WHAT THE TASK ASKS: Report each line of the data that includes the word "plants".

TASK INPUT:
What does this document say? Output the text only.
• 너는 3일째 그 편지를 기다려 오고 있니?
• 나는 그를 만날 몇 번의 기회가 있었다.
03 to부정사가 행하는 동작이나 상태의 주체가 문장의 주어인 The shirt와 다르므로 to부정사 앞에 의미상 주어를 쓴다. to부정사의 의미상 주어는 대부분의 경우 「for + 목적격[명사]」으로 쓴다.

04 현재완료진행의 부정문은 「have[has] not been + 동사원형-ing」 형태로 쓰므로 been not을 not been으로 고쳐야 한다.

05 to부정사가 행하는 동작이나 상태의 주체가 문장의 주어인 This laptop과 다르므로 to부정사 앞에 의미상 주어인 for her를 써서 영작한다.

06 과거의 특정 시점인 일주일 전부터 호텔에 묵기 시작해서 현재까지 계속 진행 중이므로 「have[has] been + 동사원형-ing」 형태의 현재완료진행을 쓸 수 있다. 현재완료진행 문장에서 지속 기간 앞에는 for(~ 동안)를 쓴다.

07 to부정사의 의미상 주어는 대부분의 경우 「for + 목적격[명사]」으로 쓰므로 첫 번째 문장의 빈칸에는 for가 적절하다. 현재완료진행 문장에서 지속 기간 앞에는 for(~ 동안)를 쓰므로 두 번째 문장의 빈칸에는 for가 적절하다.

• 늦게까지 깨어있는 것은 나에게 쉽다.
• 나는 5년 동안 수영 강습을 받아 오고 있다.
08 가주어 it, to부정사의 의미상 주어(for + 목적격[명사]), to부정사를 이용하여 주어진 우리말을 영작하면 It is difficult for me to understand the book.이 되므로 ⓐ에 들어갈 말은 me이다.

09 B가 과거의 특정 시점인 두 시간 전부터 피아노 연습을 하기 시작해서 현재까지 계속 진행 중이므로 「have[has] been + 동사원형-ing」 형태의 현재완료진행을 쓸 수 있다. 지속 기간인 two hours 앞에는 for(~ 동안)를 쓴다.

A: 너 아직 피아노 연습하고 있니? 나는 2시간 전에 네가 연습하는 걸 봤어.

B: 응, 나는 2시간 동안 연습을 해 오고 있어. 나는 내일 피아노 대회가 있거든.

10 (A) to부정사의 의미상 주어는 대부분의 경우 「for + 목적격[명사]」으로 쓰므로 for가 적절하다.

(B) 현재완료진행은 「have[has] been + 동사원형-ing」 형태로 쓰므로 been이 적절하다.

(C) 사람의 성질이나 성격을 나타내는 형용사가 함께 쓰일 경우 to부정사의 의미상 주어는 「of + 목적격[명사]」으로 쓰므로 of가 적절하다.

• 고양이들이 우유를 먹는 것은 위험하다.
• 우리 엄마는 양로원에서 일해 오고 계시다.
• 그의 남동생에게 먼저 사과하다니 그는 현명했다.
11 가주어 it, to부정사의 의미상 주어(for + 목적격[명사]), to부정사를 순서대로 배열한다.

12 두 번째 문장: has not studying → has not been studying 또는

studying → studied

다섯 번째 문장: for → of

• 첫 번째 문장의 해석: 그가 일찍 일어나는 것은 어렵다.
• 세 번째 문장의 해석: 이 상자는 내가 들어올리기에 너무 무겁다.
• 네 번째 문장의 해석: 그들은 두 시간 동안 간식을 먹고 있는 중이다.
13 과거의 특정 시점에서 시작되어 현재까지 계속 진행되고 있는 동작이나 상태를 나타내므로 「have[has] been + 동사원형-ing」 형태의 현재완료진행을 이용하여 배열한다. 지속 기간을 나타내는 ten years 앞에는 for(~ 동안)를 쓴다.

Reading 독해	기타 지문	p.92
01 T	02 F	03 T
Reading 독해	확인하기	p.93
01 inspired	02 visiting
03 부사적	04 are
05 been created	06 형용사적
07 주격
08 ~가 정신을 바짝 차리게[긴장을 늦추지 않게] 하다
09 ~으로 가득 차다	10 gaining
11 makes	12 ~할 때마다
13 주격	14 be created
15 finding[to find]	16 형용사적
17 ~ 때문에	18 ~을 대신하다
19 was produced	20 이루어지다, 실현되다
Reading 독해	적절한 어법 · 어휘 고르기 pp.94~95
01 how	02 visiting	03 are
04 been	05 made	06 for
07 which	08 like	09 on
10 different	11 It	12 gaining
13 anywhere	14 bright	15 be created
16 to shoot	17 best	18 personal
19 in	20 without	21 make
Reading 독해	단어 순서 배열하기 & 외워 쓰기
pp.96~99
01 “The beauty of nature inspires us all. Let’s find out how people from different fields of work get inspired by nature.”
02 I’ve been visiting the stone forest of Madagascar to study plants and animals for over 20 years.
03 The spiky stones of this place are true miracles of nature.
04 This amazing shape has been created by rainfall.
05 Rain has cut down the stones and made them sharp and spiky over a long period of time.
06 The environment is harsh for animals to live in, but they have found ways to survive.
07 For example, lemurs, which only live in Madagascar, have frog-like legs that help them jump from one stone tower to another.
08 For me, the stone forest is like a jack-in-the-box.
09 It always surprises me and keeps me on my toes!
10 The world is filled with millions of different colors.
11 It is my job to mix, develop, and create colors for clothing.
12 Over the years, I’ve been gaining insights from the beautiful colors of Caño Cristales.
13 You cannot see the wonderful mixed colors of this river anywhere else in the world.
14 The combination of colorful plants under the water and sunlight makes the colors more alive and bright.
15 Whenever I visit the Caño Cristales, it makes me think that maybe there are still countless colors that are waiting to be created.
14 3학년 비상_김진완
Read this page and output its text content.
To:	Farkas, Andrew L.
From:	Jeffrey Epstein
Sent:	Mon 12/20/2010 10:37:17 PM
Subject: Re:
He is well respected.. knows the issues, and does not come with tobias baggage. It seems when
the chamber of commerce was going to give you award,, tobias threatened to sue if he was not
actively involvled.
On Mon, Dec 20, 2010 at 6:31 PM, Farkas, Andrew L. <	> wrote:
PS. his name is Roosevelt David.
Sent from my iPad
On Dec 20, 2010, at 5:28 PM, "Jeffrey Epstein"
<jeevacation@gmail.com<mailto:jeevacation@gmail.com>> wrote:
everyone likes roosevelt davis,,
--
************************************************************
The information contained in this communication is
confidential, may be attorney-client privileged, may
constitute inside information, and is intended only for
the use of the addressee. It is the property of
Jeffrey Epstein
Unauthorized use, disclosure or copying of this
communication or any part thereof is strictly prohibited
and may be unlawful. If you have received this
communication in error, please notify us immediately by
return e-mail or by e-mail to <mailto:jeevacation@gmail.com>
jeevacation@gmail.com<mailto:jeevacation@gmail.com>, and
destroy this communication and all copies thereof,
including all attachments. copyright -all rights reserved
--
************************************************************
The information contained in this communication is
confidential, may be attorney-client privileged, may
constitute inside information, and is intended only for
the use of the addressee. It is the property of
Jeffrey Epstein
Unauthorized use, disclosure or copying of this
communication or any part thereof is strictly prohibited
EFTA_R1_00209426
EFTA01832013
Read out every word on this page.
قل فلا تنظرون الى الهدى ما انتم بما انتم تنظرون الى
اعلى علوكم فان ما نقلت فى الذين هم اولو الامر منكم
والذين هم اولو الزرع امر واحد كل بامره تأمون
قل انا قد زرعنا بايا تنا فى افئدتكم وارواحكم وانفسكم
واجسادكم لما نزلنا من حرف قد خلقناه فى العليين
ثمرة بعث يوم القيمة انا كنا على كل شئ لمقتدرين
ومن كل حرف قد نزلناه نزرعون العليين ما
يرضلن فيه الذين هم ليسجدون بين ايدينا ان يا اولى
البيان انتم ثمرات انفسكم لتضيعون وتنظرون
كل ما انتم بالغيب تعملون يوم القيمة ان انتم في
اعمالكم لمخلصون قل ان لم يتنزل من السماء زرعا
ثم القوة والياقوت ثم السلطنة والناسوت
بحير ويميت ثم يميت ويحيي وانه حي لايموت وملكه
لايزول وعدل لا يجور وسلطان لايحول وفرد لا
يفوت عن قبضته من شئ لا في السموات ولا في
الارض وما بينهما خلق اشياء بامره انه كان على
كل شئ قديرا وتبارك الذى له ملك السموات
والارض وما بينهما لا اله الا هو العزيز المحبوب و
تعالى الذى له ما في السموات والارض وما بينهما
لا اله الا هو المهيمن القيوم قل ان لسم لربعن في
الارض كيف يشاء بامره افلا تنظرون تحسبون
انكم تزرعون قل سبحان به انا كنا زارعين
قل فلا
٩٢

PROBLEM SOLUTION:
02 I’ve been visiting the stone forest of Madagascar to study plants and animals for over 20 years.
14 The combination of colorful plants under the water and sunlight makes the colors more alive and bright.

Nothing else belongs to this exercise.